* [What the task requires]
Repeat, line for line, the entries printed below.

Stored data
══════════
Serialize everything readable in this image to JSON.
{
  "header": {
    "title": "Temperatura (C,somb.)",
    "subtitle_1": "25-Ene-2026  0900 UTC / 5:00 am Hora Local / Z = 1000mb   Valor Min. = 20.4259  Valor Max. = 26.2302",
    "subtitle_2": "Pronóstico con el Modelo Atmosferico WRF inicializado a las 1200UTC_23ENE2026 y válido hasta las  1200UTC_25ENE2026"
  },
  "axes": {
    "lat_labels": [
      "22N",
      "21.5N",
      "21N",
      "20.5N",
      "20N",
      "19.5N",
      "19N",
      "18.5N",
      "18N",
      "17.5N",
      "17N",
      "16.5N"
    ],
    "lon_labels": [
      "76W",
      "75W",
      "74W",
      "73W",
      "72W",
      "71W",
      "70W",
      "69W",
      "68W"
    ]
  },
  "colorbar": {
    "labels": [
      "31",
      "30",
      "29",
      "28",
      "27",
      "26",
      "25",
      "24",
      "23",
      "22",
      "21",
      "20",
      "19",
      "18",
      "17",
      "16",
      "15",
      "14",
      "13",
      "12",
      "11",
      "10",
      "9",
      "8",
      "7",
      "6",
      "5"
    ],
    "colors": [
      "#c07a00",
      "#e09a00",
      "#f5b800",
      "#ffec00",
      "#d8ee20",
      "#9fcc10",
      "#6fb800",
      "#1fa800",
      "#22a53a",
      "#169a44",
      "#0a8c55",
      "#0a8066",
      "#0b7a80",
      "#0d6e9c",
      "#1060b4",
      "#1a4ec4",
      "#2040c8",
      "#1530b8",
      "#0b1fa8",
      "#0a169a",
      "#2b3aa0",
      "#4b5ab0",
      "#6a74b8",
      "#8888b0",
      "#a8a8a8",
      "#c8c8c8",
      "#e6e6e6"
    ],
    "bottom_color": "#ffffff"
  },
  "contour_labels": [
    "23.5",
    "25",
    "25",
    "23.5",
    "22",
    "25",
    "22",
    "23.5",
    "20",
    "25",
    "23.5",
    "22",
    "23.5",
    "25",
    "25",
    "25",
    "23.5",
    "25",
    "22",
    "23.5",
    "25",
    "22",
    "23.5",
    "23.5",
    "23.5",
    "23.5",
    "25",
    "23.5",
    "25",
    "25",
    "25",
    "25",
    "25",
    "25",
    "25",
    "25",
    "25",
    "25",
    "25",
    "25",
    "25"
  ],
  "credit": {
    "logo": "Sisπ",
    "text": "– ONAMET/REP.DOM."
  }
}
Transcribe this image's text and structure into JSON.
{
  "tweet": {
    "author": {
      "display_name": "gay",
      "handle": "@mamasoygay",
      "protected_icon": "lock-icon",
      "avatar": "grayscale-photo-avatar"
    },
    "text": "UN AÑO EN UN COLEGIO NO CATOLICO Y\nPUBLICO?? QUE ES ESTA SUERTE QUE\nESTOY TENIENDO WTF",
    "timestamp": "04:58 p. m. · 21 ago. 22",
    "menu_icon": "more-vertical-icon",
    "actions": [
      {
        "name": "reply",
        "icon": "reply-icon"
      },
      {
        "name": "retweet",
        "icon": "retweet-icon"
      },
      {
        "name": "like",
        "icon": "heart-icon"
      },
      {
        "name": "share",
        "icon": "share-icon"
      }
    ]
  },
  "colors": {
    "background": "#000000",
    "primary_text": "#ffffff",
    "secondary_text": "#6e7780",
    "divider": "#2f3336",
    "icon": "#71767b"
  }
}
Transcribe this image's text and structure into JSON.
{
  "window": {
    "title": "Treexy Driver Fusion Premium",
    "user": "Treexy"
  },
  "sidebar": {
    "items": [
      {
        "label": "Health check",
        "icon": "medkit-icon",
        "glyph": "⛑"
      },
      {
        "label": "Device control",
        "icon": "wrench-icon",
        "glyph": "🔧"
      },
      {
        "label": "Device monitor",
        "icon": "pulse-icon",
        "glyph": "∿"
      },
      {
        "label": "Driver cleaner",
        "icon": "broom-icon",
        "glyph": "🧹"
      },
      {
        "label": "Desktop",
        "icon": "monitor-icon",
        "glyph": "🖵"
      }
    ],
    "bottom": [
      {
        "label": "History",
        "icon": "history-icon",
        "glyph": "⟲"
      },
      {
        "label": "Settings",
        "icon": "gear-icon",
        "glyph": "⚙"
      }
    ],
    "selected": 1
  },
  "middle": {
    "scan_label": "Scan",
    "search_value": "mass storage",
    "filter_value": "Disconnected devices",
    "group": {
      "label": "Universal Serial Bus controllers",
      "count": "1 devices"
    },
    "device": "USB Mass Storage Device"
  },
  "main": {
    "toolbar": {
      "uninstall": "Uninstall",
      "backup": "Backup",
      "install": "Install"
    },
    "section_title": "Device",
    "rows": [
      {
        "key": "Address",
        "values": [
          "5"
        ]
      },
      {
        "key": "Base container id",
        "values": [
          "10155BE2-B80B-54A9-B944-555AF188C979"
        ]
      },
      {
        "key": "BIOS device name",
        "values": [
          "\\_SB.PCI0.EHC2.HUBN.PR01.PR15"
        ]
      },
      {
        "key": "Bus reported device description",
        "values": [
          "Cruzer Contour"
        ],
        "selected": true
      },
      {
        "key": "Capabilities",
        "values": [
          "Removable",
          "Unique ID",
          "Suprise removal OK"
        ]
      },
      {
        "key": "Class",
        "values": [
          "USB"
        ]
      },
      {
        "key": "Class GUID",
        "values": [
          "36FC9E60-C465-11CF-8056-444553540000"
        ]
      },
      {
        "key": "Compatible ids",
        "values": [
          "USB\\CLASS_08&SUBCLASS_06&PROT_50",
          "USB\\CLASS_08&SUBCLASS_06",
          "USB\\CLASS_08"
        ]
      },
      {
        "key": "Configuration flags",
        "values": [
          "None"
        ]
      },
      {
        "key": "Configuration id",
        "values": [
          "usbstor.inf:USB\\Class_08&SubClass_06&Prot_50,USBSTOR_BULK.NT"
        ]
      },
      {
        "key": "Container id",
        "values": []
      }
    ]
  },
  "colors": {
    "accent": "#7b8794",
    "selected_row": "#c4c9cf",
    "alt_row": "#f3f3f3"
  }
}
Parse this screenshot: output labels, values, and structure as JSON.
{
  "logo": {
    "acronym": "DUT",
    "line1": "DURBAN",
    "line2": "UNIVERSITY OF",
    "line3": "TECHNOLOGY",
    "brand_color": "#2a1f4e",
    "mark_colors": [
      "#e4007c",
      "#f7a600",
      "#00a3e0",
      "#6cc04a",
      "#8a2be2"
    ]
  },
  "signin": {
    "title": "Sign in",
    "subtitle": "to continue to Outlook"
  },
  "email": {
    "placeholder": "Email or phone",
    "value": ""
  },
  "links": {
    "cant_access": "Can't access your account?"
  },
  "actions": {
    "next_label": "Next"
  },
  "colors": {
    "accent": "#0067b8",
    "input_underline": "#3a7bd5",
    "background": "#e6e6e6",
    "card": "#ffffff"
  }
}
══════════
* [Answer to the exercise]
Serialize everything readable in this image to JSON.
{
  "header": {
    "title": "Temperatura (C,somb.)",
    "subtitle_1": "25-Ene-2026  0900 UTC / 5:00 am Hora Local / Z = 1000mb   Valor Min. = 20.4259  Valor Max. = 26.2302",
    "subtitle_2": "Pronóstico con el Modelo Atmosferico WRF inicializado a las 1200UTC_23ENE2026 y válido hasta las  1200UTC_25ENE2026"
  },
  "axes": {
    "lat_labels": [
      "22N",
      "21.5N",
      "21N",
      "20.5N",
      "20N",
      "19.5N",
      "19N",
      "18.5N",
      "18N",
      "17.5N",
      "17N",
      "16.5N"
    ],
    "lon_labels": [
      "76W",
      "75W",
      "74W",
      "73W",
      "72W",
      "71W",
      "70W",
      "69W",
      "68W"
    ]
  },
  "colorbar": {
    "labels": [
      "31",
      "30",
      "29",
      "28",
      "27",
      "26",
      "25",
      "24",
      "23",
      "22",
      "21",
      "20",
      "19",
      "18",
      "17",
      "16",
      "15",
      "14",
      "13",
      "12",
      "11",
      "10",
      "9",
      "8",
      "7",
      "6",
      "5"
    ],
    "colors": [
      "#c07a00",
      "#e09a00",
      "#f5b800",
      "#ffec00",
      "#d8ee20",
      "#9fcc10",
      "#6fb800",
      "#1fa800",
      "#22a53a",
      "#169a44",
      "#0a8c55",
      "#0a8066",
      "#0b7a80",
      "#0d6e9c",
      "#1060b4",
      "#1a4ec4",
      "#2040c8",
      "#1530b8",
      "#0b1fa8",
      "#0a169a",
      "#2b3aa0",
      "#4b5ab0",
      "#6a74b8",
      "#8888b0",
      "#a8a8a8",
      "#c8c8c8",
      "#e6e6e6"
    ],
    "bottom_color": "#ffffff"
  },
  "contour_labels": [
    "23.5",
    "25",
    "25",
    "23.5",
    "22",
    "25",
    "22",
    "23.5",
    "20",
    "25",
    "23.5",
    "22",
    "23.5",
    "25",
    "25",
    "25",
    "23.5",
    "25",
    "22",
    "23.5",
    "25",
    "22",
    "23.5",
    "23.5",
    "23.5",
    "23.5",
    "25",
    "23.5",
    "25",
    "25",
    "25",
    "25",
    "25",
    "25",
    "25",
    "25",
    "25",
    "25",
    "25",
    "25",
    "25"
  ],
  "credit": {
    "logo": "Sisπ",
    "text": "– ONAMET/REP.DOM."
  }
}
Transcribe this image's text and structure into JSON.
{
  "tweet": {
    "author": {
      "display_name": "gay",
      "handle": "@mamasoygay",
      "protected_icon": "lock-icon",
      "avatar": "grayscale-photo-avatar"
    },
    "text": "UN AÑO EN UN COLEGIO NO CATOLICO Y\nPUBLICO?? QUE ES ESTA SUERTE QUE\nESTOY TENIENDO WTF",
    "timestamp": "04:58 p. m. · 21 ago. 22",
    "menu_icon": "more-vertical-icon",
    "actions": [
      {
        "name": "reply",
        "icon": "reply-icon"
      },
      {
        "name": "retweet",
        "icon": "retweet-icon"
      },
      {
        "name": "like",
        "icon": "heart-icon"
      },
      {
        "name": "share",
        "icon": "share-icon"
      }
    ]
  },
  "colors": {
    "background": "#000000",
    "primary_text": "#ffffff",
    "secondary_text": "#6e7780",
    "divider": "#2f3336",
    "icon": "#71767b"
  }
}
Transcribe this image's text and structure into JSON.
{
  "window": {
    "title": "Treexy Driver Fusion Premium",
    "user": "Treexy"
  },
  "sidebar": {
    "items": [
      {
        "label": "Health check",
        "icon": "medkit-icon",
        "glyph": "⛑"
      },
      {
        "label": "Device control",
        "icon": "wrench-icon",
        "glyph": "🔧"
      },
      {
        "label": "Device monitor",
        "icon": "pulse-icon",
        "glyph": "∿"
      },
      {
        "label": "Driver cleaner",
        "icon": "broom-icon",
        "glyph": "🧹"
      },
      {
        "label": "Desktop",
        "icon": "monitor-icon",
        "glyph": "🖵"
      }
    ],
    "bottom": [
      {
        "label": "History",
        "icon": "history-icon",
        "glyph": "⟲"
      },
      {
        "label": "Settings",
        "icon": "gear-icon",
        "glyph": "⚙"
      }
    ],
    "selected": 1
  },
  "middle": {
    "scan_label": "Scan",
    "search_value": "mass storage",
    "filter_value": "Disconnected devices",
    "group": {
      "label": "Universal Serial Bus controllers",
      "count": "1 devices"
    },
    "device": "USB Mass Storage Device"
  },
  "main": {
    "toolbar": {
      "uninstall": "Uninstall",
      "backup": "Backup",
      "install": "Install"
    },
    "section_title": "Device",
    "rows": [
      {
        "key": "Address",
        "values": [
          "5"
        ]
      },
      {
        "key": "Base container id",
        "values": [
          "10155BE2-B80B-54A9-B944-555AF188C979"
        ]
      },
      {
        "key": "BIOS device name",
        "values": [
          "\\_SB.PCI0.EHC2.HUBN.PR01.PR15"
        ]
      },
      {
        "key": "Bus reported device description",
        "values": [
          "Cruzer Contour"
        ],
        "selected": true
      },
      {
        "key": "Capabilities",
        "values": [
          "Removable",
          "Unique ID",
          "Suprise removal OK"
        ]
      },
      {
        "key": "Class",
        "values": [
          "USB"
        ]
      },
      {
        "key": "Class GUID",
        "values": [
          "36FC9E60-C465-11CF-8056-444553540000"
        ]
      },
      {
        "key": "Compatible ids",
        "values": [
          "USB\\CLASS_08&SUBCLASS_06&PROT_50",
          "USB\\CLASS_08&SUBCLASS_06",
          "USB\\CLASS_08"
        ]
      },
      {
        "key": "Configuration flags",
        "values": [
          "None"
        ]
      },
      {
        "key": "Configuration id",
        "values": [
          "usbstor.inf:USB\\Class_08&SubClass_06&Prot_50,USBSTOR_BULK.NT"
        ]
      },
      {
        "key": "Container id",
        "values": []
      }
    ]
  },
  "colors": {
    "accent": "#7b8794",
    "selected_row": "#c4c9cf",
    "alt_row": "#f3f3f3"
  }
}
Parse this screenshot: output labels, values, and structure as JSON.
{
  "logo": {
    "acronym": "DUT",
    "line1": "DURBAN",
    "line2": "UNIVERSITY OF",
    "line3": "TECHNOLOGY",
    "brand_color": "#2a1f4e",
    "mark_colors": [
      "#e4007c",
      "#f7a600",
      "#00a3e0",
      "#6cc04a",
      "#8a2be2"
    ]
  },
  "signin": {
    "title": "Sign in",
    "subtitle": "to continue to Outlook"
  },
  "email": {
    "placeholder": "Email or phone",
    "value": ""
  },
  "links": {
    "cant_access": "Can't access your account?"
  },
  "actions": {
    "next_label": "Next"
  },
  "colors": {
    "accent": "#0067b8",
    "input_underline": "#3a7bd5",
    "background": "#e6e6e6",
    "card": "#ffffff"
  }
}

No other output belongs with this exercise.